### [AIM OF THE EXERCISE]
Report the number of lines that include "timestamp", with no additional text.

[Dataset records]
^^^^

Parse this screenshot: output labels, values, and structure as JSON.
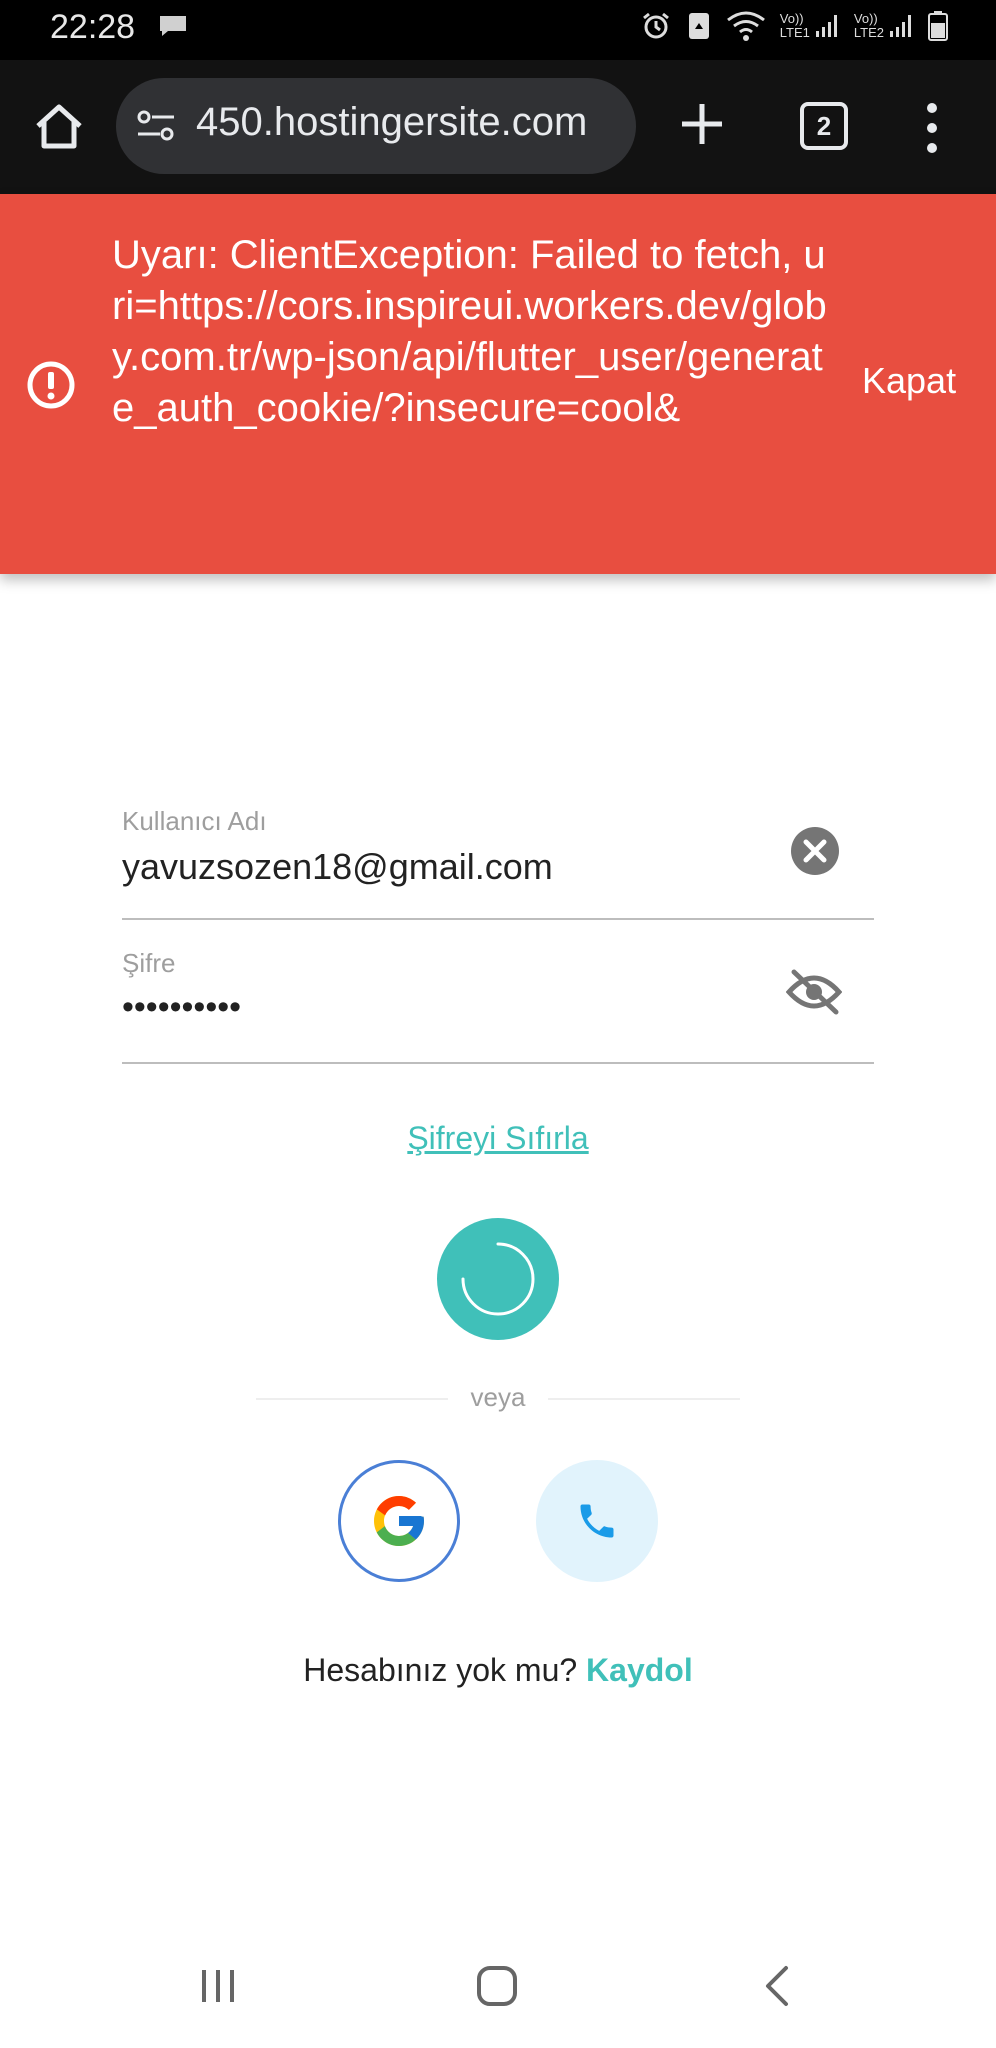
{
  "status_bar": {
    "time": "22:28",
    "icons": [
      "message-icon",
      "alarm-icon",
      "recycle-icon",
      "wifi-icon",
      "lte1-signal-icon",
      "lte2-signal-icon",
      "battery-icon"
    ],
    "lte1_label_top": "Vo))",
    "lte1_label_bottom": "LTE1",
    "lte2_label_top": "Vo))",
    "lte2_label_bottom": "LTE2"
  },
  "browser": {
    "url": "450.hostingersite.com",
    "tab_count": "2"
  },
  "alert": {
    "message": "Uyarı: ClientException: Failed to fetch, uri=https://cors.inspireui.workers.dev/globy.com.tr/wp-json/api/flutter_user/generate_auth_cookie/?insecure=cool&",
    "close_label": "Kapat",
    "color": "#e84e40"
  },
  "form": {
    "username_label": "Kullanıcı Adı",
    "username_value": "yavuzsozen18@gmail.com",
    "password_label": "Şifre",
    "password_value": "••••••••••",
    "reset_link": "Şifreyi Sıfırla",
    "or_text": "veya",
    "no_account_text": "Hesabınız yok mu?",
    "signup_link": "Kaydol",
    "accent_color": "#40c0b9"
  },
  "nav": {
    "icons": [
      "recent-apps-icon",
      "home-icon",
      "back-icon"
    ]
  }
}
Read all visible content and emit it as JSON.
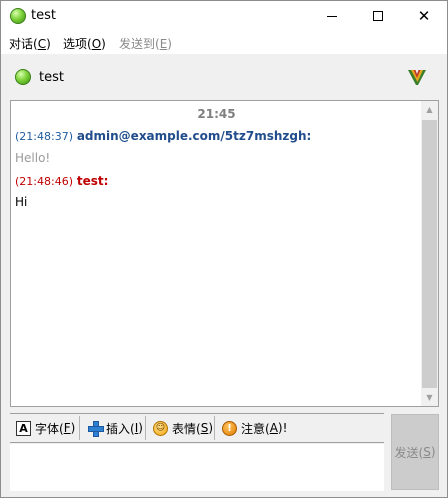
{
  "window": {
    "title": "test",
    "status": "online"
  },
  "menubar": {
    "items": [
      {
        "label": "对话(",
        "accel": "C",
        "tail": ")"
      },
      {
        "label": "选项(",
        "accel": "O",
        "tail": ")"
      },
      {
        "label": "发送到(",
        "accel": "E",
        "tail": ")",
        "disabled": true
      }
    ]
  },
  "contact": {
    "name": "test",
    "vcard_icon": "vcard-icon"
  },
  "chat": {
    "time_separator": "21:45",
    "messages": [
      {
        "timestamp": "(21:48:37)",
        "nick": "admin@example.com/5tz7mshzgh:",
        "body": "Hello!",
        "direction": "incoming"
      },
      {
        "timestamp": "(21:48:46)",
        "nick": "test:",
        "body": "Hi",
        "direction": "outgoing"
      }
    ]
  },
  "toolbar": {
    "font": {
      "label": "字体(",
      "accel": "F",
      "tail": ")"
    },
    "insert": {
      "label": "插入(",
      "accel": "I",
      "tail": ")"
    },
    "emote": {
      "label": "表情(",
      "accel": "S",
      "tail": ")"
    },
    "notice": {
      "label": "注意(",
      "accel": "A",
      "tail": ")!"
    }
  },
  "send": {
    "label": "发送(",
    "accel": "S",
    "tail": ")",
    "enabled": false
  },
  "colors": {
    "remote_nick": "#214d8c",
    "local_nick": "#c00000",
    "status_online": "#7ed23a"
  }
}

^^^^

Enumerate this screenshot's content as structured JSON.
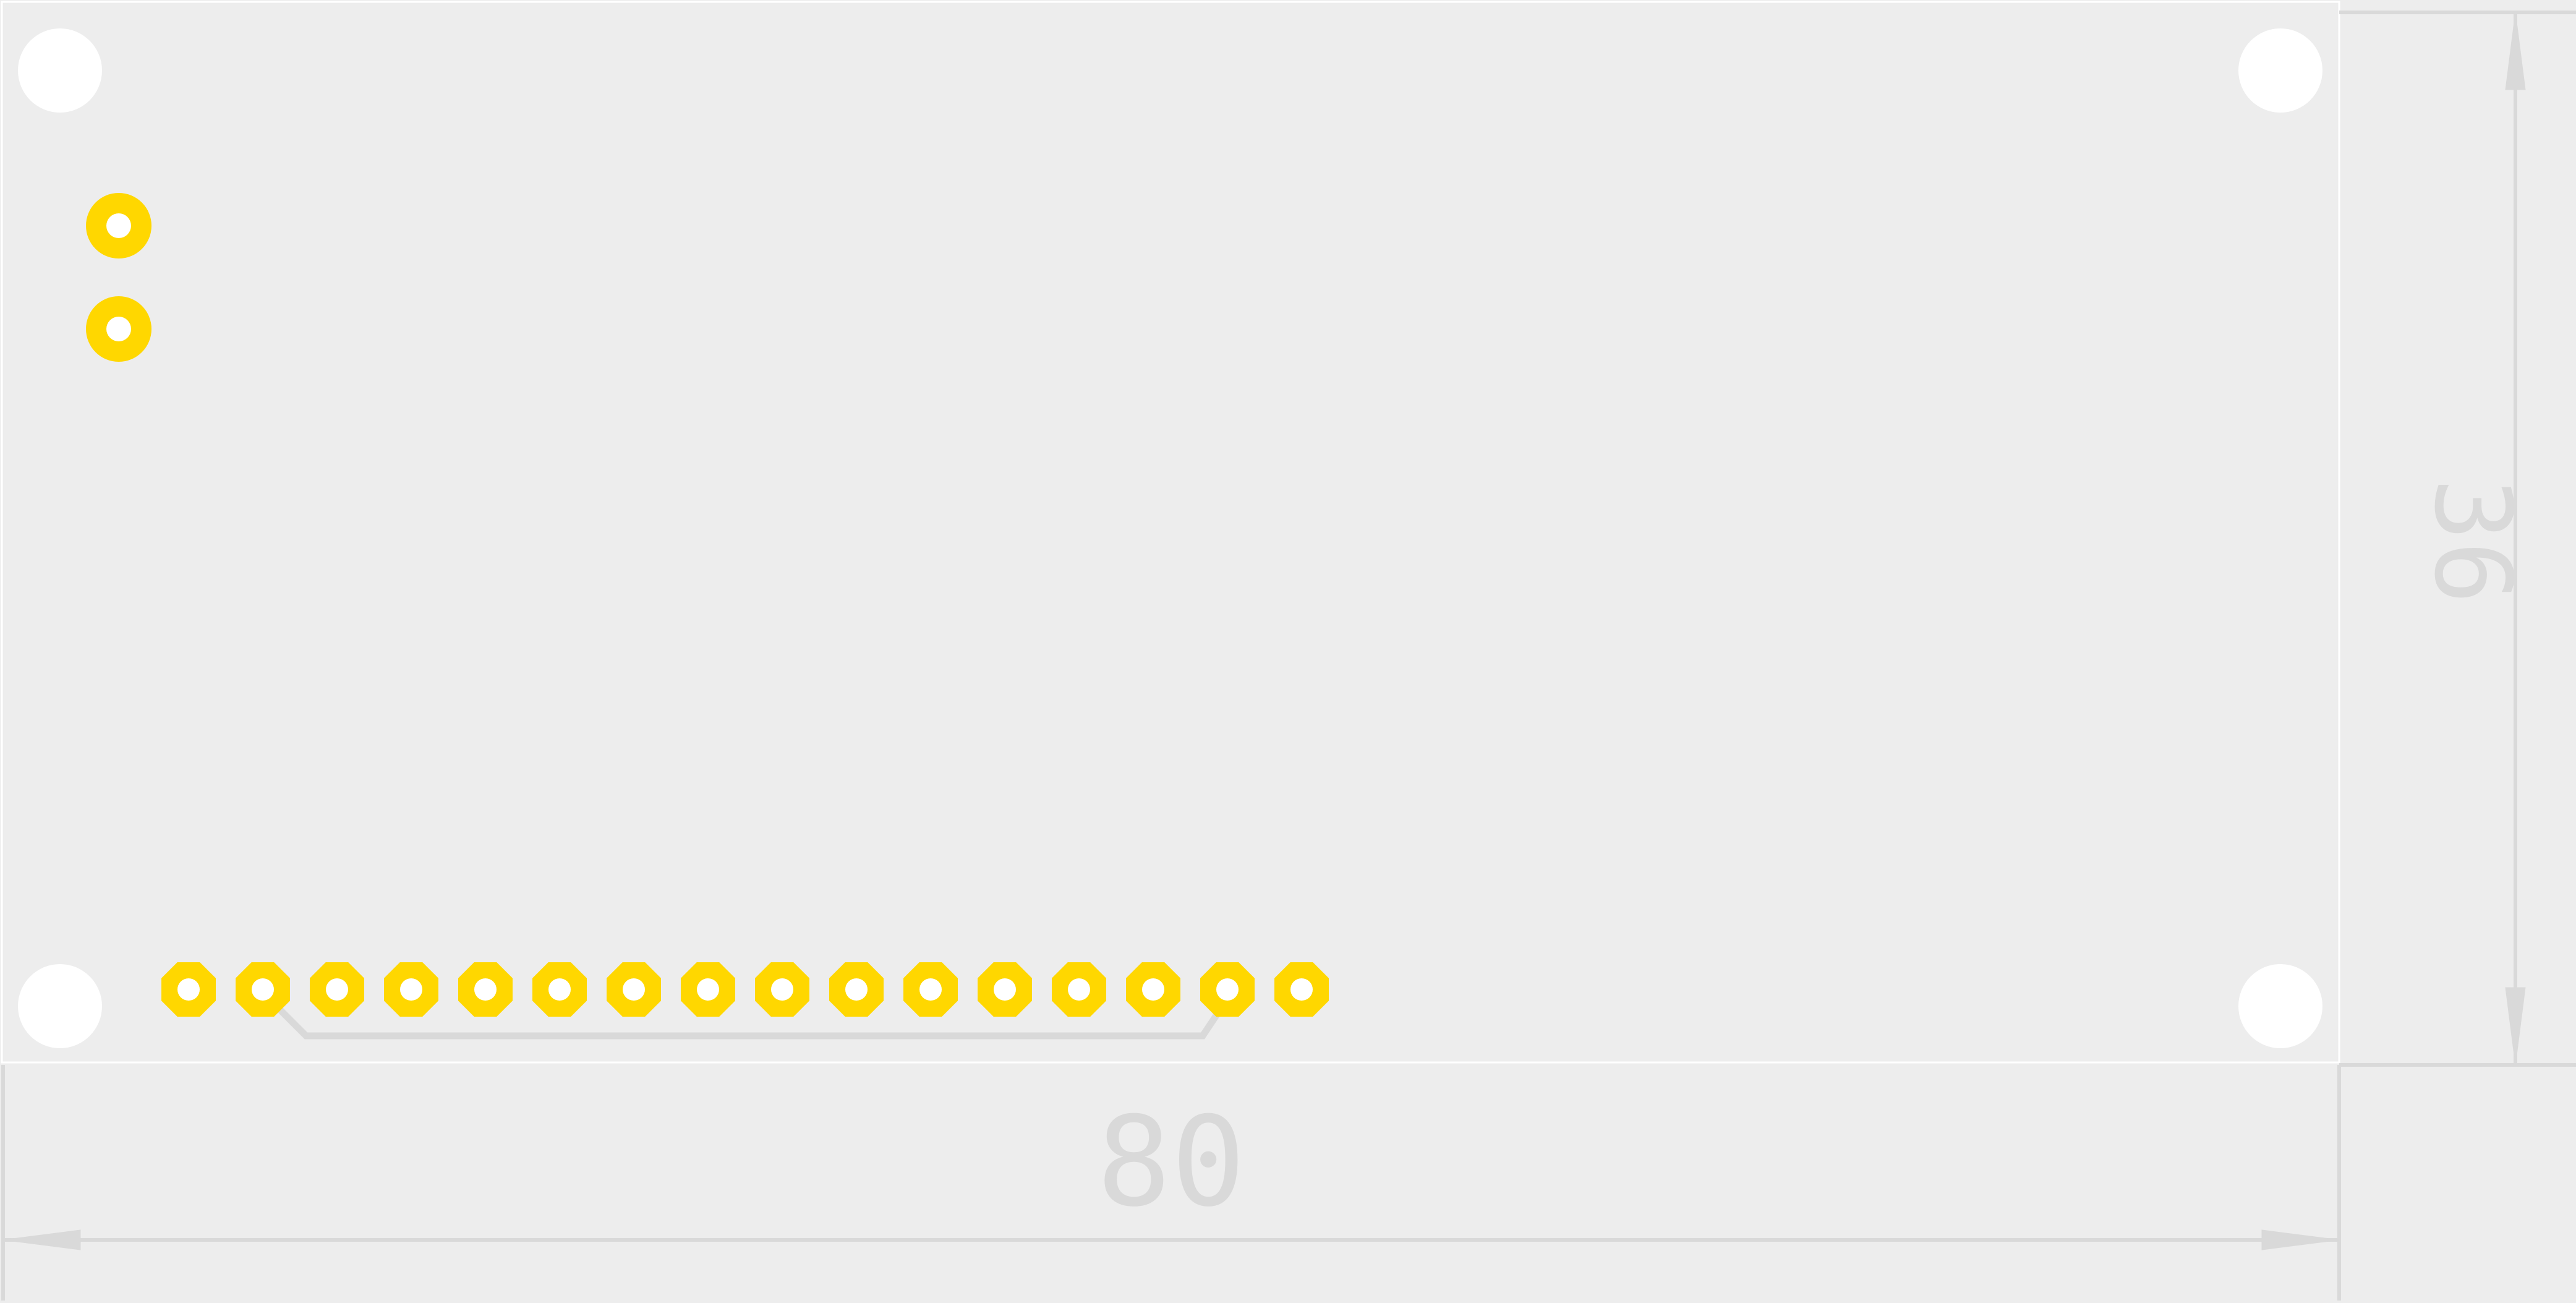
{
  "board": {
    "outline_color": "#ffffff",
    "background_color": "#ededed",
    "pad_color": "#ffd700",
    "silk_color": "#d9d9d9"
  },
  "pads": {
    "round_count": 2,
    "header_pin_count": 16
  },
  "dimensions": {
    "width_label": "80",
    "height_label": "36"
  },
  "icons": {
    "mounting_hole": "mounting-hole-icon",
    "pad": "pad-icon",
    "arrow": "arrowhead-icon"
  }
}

^^^^

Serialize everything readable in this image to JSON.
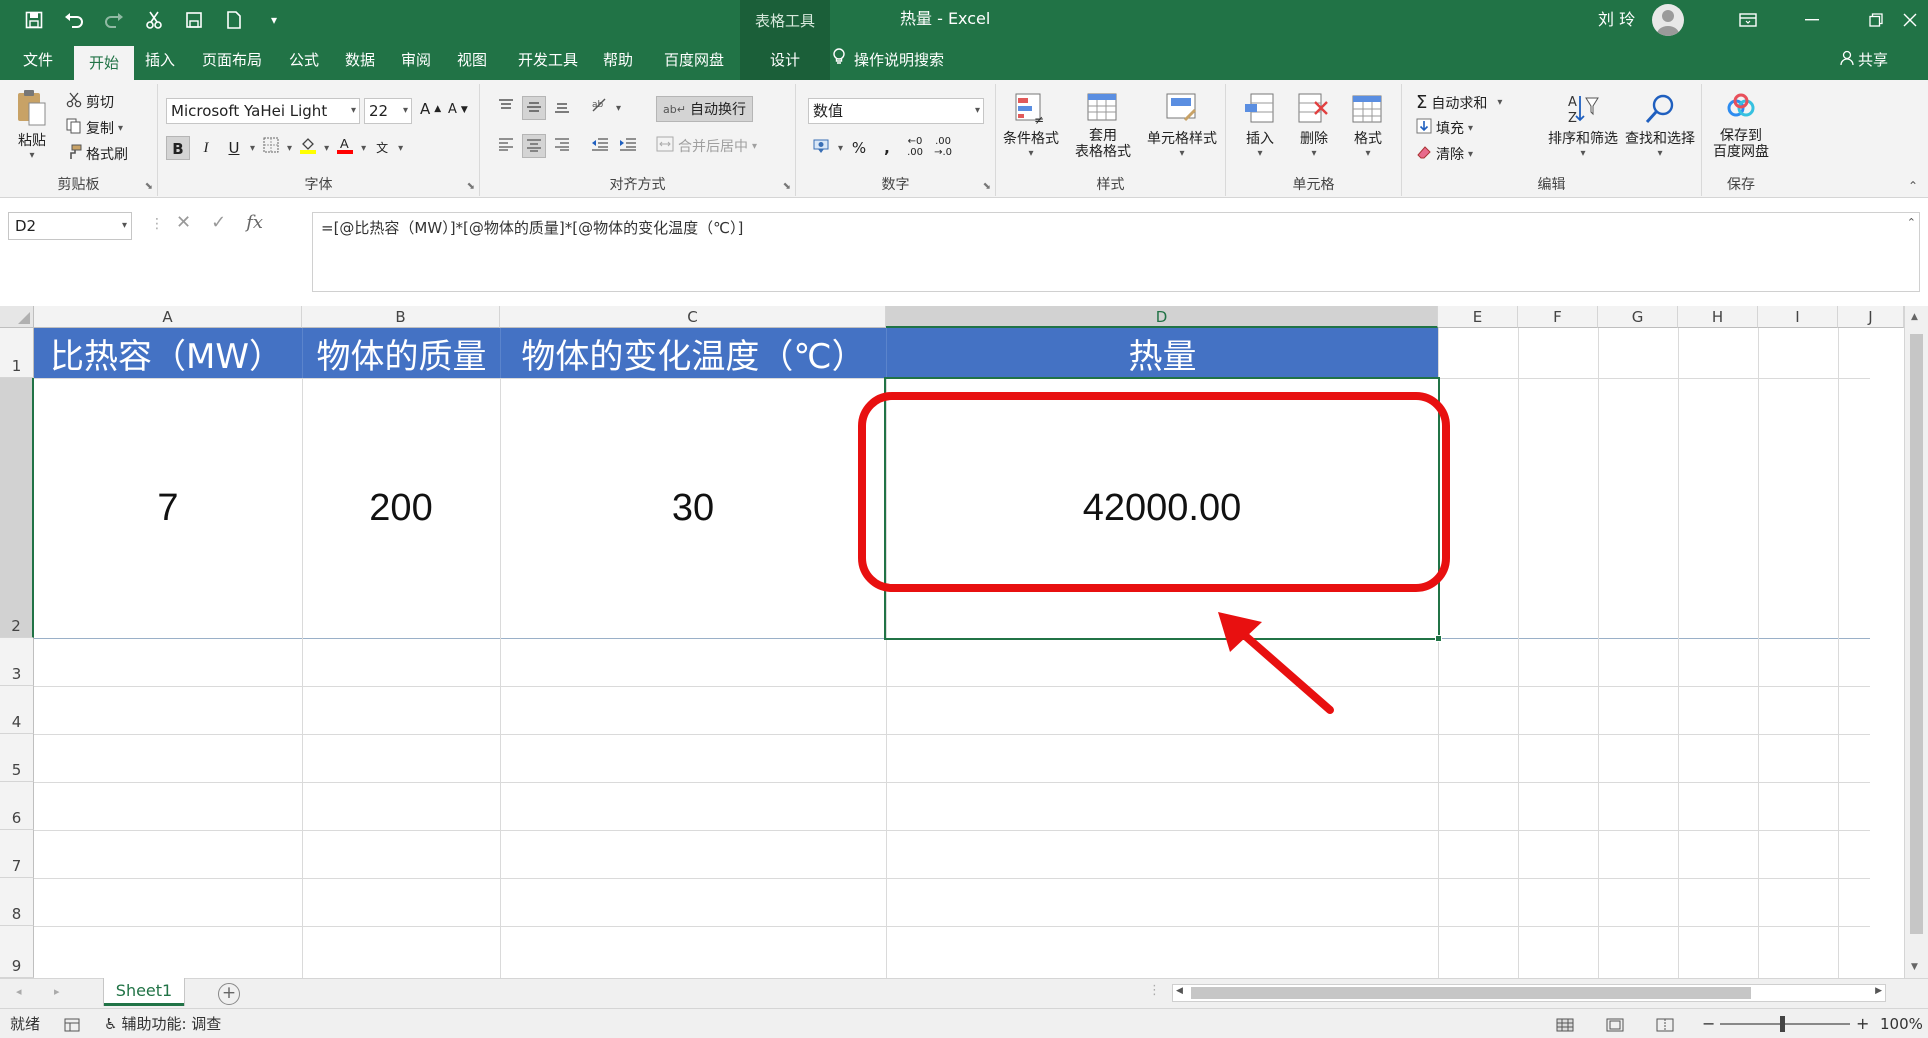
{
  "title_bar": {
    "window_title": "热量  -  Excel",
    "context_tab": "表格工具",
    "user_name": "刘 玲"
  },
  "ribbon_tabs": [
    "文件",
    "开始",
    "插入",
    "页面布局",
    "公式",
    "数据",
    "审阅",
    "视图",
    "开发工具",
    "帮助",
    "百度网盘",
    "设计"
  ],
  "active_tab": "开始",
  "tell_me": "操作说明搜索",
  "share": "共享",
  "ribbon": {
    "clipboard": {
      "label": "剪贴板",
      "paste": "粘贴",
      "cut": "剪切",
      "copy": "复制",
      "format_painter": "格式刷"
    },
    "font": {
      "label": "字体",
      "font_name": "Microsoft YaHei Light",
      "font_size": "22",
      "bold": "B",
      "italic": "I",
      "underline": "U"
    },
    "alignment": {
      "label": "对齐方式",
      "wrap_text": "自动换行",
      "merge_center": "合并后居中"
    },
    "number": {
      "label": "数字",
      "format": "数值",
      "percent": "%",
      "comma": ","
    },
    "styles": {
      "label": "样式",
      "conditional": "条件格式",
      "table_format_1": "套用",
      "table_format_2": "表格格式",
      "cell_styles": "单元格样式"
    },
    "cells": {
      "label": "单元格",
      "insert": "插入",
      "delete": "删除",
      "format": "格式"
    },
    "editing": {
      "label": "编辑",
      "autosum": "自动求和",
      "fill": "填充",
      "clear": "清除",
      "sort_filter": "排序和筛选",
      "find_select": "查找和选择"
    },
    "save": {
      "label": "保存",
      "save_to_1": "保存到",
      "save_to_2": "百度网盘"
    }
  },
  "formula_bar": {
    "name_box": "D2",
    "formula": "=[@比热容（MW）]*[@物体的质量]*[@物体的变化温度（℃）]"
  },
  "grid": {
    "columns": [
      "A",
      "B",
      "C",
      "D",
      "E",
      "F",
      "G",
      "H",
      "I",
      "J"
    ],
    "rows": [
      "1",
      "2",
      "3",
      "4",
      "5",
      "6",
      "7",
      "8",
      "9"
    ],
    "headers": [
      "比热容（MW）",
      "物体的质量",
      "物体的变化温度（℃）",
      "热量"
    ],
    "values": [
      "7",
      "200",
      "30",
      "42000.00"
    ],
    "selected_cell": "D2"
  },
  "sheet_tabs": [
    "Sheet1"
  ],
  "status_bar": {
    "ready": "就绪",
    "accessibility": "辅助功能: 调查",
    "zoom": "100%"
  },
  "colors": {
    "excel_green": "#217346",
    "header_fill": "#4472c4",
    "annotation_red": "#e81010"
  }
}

^^^^

### [FINISHED EXERCISE]
2